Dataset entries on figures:
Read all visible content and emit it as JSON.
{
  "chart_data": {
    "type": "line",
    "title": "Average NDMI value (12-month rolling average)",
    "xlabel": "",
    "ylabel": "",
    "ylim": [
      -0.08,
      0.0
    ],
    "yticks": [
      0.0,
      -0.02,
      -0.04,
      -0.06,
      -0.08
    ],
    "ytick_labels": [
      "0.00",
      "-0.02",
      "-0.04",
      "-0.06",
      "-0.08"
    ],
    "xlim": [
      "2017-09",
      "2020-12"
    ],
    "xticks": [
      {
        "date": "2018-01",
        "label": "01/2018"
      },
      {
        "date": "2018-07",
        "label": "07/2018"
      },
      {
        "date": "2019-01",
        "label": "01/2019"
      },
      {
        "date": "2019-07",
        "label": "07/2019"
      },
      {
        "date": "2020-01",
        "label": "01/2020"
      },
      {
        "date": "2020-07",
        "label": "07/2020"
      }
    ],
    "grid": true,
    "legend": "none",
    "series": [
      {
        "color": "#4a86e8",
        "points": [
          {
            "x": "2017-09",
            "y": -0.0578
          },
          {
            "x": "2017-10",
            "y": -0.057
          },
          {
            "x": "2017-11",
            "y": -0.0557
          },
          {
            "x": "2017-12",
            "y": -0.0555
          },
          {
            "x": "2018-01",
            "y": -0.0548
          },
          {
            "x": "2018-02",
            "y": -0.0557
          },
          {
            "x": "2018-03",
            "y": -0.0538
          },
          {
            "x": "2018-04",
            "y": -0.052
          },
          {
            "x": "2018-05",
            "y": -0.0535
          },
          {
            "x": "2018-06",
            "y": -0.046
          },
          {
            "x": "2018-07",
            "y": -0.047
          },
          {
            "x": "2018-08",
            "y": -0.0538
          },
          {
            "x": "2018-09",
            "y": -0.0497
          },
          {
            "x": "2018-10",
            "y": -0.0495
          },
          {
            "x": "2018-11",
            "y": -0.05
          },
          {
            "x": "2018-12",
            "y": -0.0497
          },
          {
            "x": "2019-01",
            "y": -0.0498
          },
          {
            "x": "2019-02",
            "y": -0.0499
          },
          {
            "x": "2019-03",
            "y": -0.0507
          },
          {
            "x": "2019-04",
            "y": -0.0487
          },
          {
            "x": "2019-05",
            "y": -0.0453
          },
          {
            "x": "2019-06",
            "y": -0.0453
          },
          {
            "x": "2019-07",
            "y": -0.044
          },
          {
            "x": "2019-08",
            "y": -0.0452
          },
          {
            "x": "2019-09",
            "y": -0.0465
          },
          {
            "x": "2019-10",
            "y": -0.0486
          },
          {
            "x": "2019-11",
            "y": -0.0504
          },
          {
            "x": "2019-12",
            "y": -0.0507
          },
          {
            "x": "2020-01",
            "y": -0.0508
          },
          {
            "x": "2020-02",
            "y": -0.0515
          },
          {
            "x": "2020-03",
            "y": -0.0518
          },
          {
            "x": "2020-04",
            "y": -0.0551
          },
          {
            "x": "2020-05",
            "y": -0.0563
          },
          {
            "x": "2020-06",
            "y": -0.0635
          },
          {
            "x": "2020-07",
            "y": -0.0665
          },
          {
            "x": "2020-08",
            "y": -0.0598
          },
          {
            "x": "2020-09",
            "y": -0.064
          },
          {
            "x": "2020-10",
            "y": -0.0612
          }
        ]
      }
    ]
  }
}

Job: Your task is to quote the listing above word for word.

Problem solution:
Read all visible content and emit it as JSON.
{
  "chart_data": {
    "type": "line",
    "title": "Average NDMI value (12-month rolling average)",
    "xlabel": "",
    "ylabel": "",
    "ylim": [
      -0.08,
      0.0
    ],
    "yticks": [
      0.0,
      -0.02,
      -0.04,
      -0.06,
      -0.08
    ],
    "ytick_labels": [
      "0.00",
      "-0.02",
      "-0.04",
      "-0.06",
      "-0.08"
    ],
    "xlim": [
      "2017-09",
      "2020-12"
    ],
    "xticks": [
      {
        "date": "2018-01",
        "label": "01/2018"
      },
      {
        "date": "2018-07",
        "label": "07/2018"
      },
      {
        "date": "2019-01",
        "label": "01/2019"
      },
      {
        "date": "2019-07",
        "label": "07/2019"
      },
      {
        "date": "2020-01",
        "label": "01/2020"
      },
      {
        "date": "2020-07",
        "label": "07/2020"
      }
    ],
    "grid": true,
    "legend": "none",
    "series": [
      {
        "color": "#4a86e8",
        "points": [
          {
            "x": "2017-09",
            "y": -0.0578
          },
          {
            "x": "2017-10",
            "y": -0.057
          },
          {
            "x": "2017-11",
            "y": -0.0557
          },
          {
            "x": "2017-12",
            "y": -0.0555
          },
          {
            "x": "2018-01",
            "y": -0.0548
          },
          {
            "x": "2018-02",
            "y": -0.0557
          },
          {
            "x": "2018-03",
            "y": -0.0538
          },
          {
            "x": "2018-04",
            "y": -0.052
          },
          {
            "x": "2018-05",
            "y": -0.0535
          },
          {
            "x": "2018-06",
            "y": -0.046
          },
          {
            "x": "2018-07",
            "y": -0.047
          },
          {
            "x": "2018-08",
            "y": -0.0538
          },
          {
            "x": "2018-09",
            "y": -0.0497
          },
          {
            "x": "2018-10",
            "y": -0.0495
          },
          {
            "x": "2018-11",
            "y": -0.05
          },
          {
            "x": "2018-12",
            "y": -0.0497
          },
          {
            "x": "2019-01",
            "y": -0.0498
          },
          {
            "x": "2019-02",
            "y": -0.0499
          },
          {
            "x": "2019-03",
            "y": -0.0507
          },
          {
            "x": "2019-04",
            "y": -0.0487
          },
          {
            "x": "2019-05",
            "y": -0.0453
          },
          {
            "x": "2019-06",
            "y": -0.0453
          },
          {
            "x": "2019-07",
            "y": -0.044
          },
          {
            "x": "2019-08",
            "y": -0.0452
          },
          {
            "x": "2019-09",
            "y": -0.0465
          },
          {
            "x": "2019-10",
            "y": -0.0486
          },
          {
            "x": "2019-11",
            "y": -0.0504
          },
          {
            "x": "2019-12",
            "y": -0.0507
          },
          {
            "x": "2020-01",
            "y": -0.0508
          },
          {
            "x": "2020-02",
            "y": -0.0515
          },
          {
            "x": "2020-03",
            "y": -0.0518
          },
          {
            "x": "2020-04",
            "y": -0.0551
          },
          {
            "x": "2020-05",
            "y": -0.0563
          },
          {
            "x": "2020-06",
            "y": -0.0635
          },
          {
            "x": "2020-07",
            "y": -0.0665
          },
          {
            "x": "2020-08",
            "y": -0.0598
          },
          {
            "x": "2020-09",
            "y": -0.064
          },
          {
            "x": "2020-10",
            "y": -0.0612
          }
        ]
      }
    ]
  }
}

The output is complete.